• [Exercise details]: How many of the lines below hold the word "paskami"? Answer only with the number.

(Stored records)
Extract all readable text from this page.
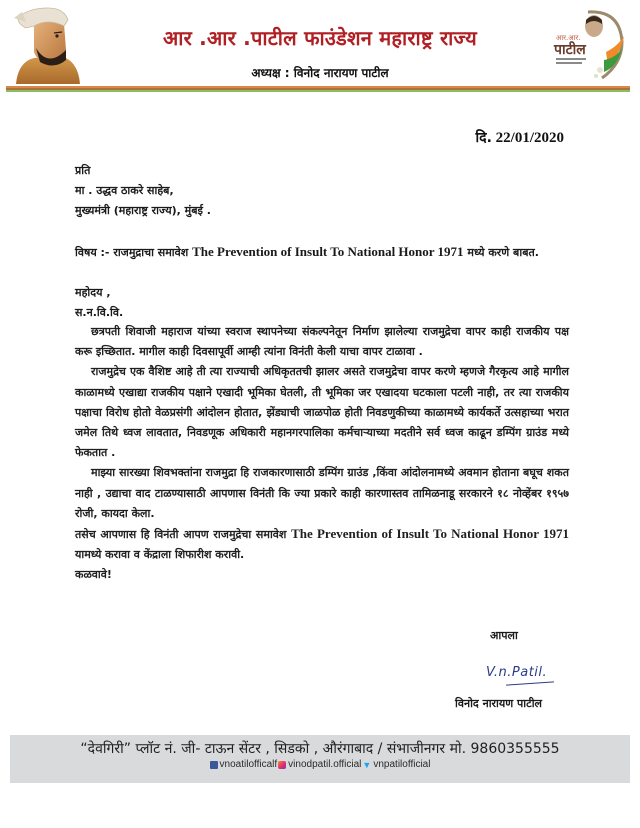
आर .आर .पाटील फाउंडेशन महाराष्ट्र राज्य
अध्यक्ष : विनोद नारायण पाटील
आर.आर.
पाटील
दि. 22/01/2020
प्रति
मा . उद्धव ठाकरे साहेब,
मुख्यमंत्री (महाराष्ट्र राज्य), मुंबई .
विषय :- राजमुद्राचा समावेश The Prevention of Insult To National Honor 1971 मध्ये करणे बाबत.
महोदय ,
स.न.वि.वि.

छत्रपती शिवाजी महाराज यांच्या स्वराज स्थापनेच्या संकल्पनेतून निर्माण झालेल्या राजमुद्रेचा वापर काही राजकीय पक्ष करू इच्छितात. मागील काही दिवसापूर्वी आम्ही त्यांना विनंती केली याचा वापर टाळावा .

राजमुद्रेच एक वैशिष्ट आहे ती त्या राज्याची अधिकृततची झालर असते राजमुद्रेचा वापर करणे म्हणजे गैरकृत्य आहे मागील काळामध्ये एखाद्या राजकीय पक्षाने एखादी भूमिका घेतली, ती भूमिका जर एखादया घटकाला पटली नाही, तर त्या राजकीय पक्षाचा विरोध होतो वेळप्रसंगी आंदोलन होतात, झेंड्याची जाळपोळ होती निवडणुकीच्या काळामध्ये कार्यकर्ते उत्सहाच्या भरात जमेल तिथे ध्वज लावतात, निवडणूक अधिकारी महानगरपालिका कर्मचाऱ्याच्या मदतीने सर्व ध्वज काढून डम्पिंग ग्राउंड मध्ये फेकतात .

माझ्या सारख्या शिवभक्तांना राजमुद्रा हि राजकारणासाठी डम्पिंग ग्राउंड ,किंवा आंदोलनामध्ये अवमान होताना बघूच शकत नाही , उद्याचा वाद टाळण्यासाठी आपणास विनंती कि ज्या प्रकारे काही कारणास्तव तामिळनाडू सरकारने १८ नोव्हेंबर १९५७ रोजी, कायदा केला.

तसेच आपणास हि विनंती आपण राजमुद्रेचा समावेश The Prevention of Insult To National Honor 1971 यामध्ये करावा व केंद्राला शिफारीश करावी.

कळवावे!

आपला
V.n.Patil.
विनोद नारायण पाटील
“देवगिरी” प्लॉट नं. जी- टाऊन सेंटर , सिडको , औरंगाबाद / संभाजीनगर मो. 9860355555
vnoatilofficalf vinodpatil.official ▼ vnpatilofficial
--
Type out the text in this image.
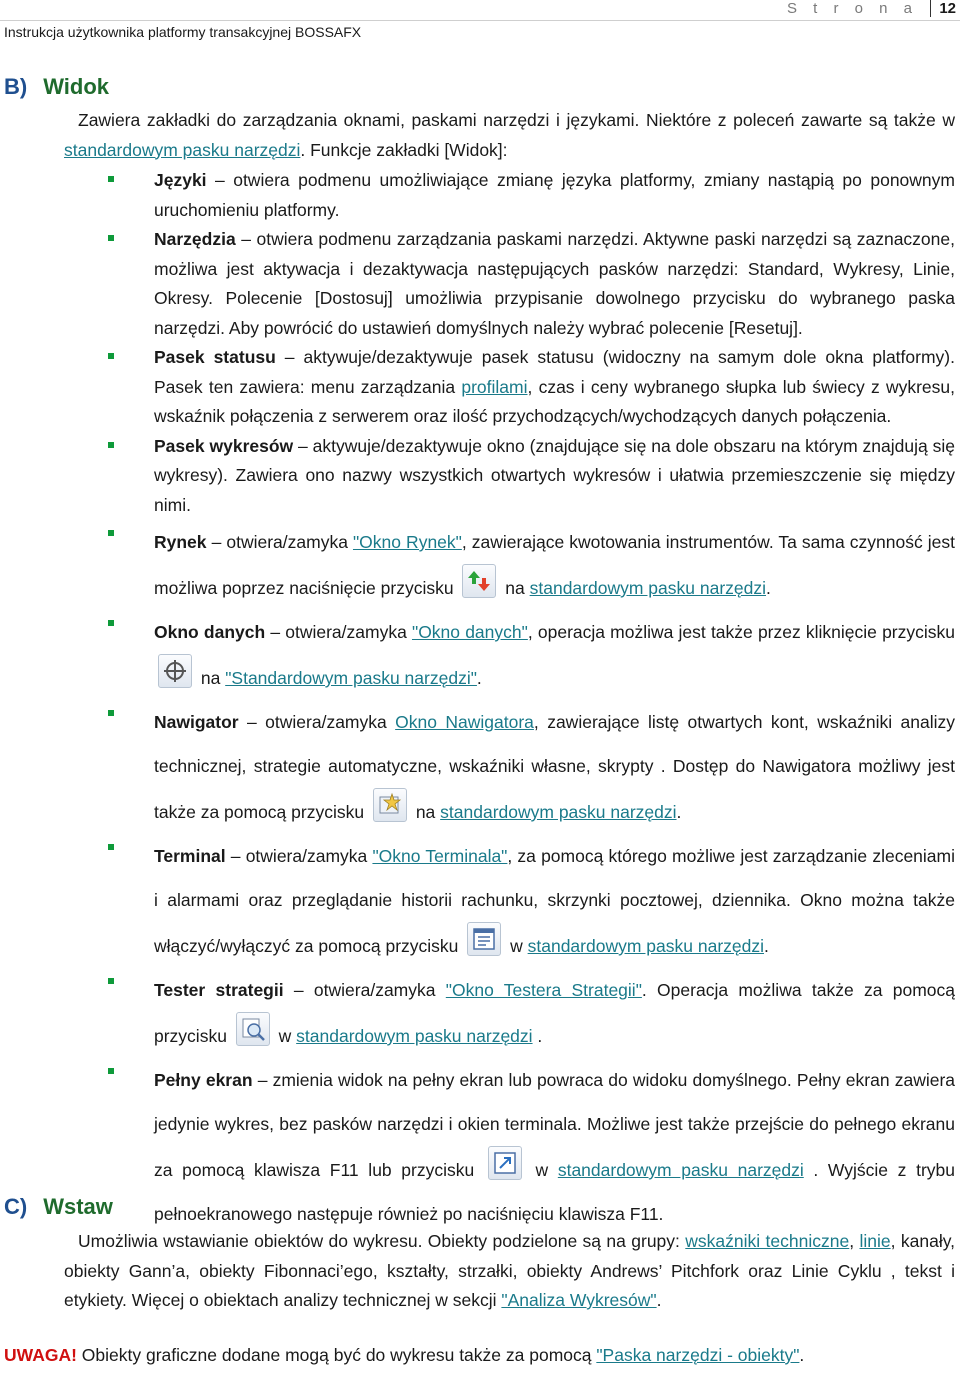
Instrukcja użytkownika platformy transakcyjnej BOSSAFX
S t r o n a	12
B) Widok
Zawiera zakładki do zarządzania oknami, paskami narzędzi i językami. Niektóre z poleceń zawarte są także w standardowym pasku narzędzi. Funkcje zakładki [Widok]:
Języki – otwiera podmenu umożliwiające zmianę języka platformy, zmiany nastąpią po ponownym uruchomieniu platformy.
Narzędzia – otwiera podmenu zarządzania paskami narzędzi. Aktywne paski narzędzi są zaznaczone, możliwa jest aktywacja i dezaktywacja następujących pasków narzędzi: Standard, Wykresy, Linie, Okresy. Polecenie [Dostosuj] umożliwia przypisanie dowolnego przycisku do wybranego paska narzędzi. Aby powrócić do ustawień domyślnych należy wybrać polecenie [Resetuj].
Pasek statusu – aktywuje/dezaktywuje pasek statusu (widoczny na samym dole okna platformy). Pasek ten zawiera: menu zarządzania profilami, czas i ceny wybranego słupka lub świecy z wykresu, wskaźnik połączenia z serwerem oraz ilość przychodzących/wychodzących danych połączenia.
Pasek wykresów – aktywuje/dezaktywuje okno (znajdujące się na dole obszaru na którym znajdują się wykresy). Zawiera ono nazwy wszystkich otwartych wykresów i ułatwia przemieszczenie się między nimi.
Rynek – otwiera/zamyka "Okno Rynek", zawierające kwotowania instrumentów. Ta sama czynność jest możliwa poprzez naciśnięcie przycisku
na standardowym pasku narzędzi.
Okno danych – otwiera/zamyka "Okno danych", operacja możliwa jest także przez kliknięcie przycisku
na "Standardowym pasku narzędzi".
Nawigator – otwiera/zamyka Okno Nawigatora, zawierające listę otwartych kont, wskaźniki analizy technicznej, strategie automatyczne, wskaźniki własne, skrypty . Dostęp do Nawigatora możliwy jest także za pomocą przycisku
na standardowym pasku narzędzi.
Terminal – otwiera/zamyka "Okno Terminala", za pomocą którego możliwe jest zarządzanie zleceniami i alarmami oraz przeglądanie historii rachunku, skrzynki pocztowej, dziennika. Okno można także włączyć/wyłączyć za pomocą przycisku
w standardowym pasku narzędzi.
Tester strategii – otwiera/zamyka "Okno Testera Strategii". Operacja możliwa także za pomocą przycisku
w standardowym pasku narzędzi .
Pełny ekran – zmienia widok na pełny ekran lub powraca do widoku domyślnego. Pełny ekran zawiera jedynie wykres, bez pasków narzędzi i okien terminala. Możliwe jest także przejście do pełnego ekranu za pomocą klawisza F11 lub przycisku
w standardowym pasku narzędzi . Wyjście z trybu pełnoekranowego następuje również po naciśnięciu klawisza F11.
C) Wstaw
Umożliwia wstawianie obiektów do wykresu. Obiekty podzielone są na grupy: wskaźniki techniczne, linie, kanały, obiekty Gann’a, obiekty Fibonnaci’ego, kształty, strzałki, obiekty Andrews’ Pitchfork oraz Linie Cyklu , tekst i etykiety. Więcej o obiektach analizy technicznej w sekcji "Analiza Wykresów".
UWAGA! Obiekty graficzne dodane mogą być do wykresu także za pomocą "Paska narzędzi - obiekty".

• [Exercise output]: 2